Records that describe figures:
----
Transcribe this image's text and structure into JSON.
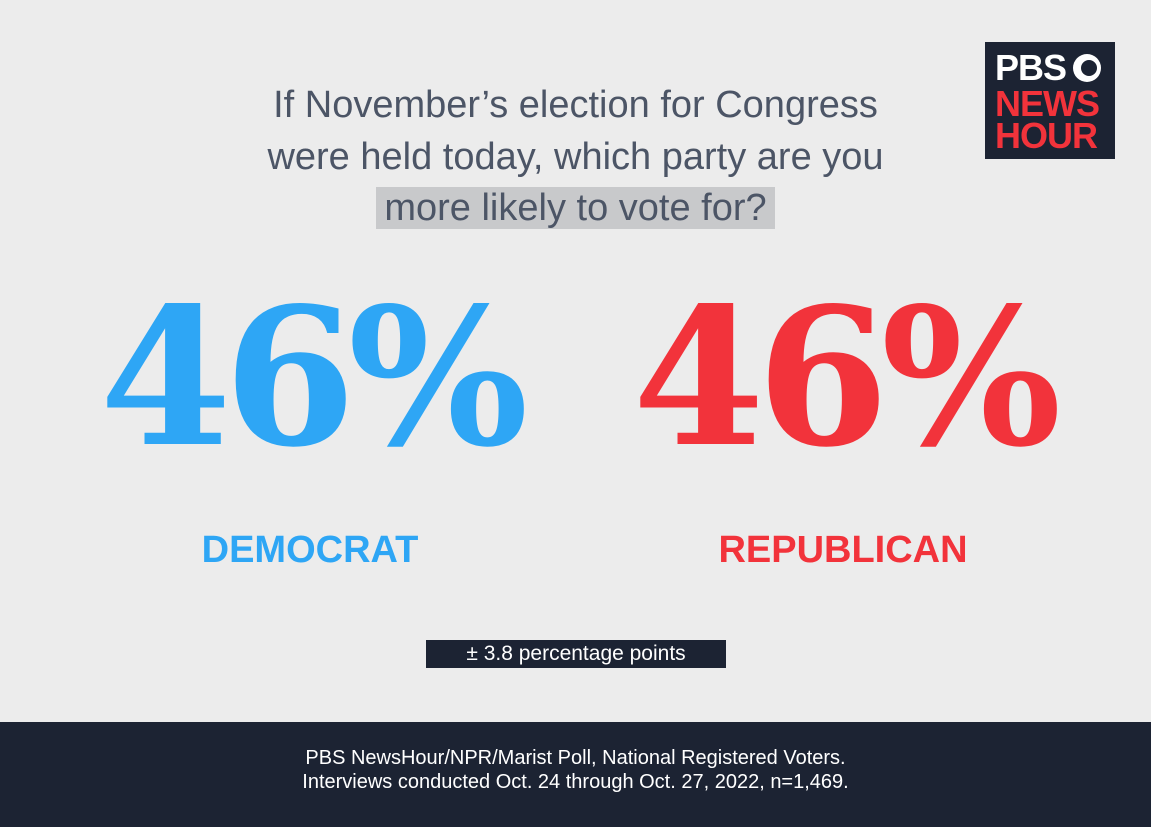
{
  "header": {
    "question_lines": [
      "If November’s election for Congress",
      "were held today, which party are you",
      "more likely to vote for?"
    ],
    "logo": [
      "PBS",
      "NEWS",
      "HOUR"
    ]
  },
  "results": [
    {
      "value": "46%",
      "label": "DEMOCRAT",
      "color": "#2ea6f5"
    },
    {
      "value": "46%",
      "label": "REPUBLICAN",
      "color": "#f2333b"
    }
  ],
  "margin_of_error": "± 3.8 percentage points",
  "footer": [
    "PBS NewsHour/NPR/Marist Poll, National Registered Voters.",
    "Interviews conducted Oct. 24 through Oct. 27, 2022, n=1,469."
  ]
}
----
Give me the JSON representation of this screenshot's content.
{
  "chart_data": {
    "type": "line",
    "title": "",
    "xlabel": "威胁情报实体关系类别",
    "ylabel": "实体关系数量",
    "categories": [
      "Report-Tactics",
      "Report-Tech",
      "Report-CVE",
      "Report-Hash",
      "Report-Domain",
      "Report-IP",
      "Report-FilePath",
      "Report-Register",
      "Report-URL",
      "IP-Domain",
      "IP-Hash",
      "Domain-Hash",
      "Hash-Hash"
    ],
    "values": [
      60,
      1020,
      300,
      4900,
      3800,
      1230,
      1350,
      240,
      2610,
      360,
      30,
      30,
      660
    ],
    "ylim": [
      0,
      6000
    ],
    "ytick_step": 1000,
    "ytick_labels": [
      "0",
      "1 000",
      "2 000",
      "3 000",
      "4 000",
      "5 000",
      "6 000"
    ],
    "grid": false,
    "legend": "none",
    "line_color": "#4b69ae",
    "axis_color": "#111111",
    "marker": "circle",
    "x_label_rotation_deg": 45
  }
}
----
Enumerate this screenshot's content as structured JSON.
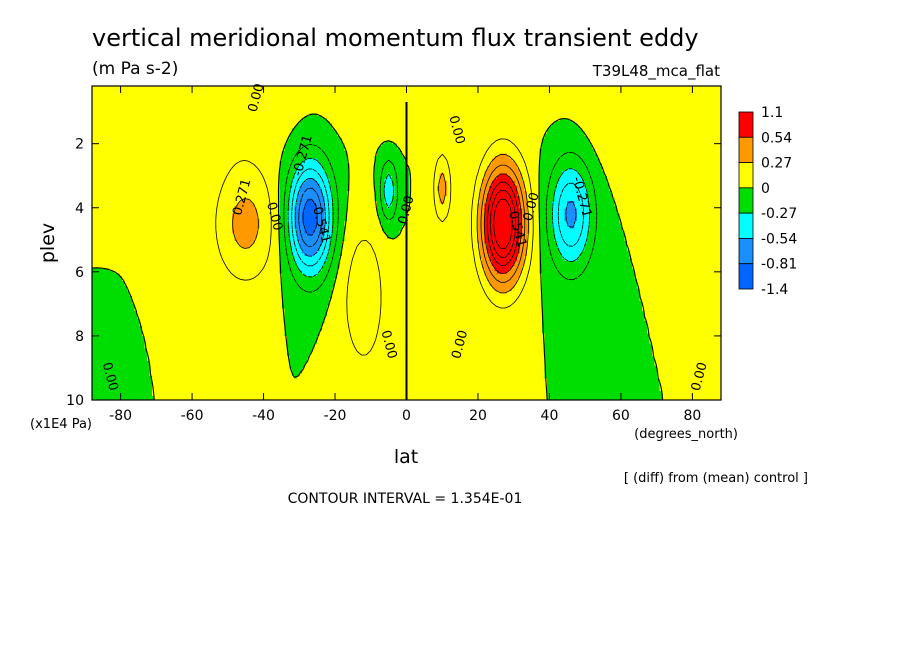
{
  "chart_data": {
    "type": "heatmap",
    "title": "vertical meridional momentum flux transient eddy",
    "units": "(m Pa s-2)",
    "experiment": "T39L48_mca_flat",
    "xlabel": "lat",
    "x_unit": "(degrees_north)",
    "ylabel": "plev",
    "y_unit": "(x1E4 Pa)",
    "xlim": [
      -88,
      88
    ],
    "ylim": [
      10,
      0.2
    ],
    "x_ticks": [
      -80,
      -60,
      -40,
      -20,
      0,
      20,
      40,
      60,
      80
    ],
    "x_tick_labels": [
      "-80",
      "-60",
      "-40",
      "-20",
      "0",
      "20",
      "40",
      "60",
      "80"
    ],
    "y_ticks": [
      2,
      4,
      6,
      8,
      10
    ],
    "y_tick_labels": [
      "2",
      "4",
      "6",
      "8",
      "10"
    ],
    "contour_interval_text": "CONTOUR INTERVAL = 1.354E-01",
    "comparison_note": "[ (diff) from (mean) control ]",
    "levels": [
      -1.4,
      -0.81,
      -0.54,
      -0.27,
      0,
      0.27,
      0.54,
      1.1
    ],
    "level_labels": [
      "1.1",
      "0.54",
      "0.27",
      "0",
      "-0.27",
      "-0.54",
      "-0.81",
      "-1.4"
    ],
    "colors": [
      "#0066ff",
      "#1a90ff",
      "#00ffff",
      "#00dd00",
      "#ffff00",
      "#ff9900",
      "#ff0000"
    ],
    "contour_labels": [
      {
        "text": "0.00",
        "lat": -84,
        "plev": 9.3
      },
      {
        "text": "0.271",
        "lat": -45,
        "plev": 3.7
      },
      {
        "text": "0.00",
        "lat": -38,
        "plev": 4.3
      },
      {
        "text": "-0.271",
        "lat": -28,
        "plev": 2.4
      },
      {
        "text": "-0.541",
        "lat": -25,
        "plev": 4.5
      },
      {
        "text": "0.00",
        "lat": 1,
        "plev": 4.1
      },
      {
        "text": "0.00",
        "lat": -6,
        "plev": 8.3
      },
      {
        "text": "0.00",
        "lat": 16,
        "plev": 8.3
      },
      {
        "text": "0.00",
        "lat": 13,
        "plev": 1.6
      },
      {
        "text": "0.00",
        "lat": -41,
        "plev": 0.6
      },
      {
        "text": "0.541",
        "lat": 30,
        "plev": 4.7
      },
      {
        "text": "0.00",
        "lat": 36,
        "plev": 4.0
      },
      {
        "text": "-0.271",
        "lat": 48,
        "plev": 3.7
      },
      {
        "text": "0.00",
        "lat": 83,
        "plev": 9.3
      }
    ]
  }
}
----
EXERCISE GOAL>
Take each line containing the string "content" and copy it out.

WRITTEN SOLUTION>
Give me the JSON representation of this screenshot's content.
Enumerate this screenshot's content as structured JSON.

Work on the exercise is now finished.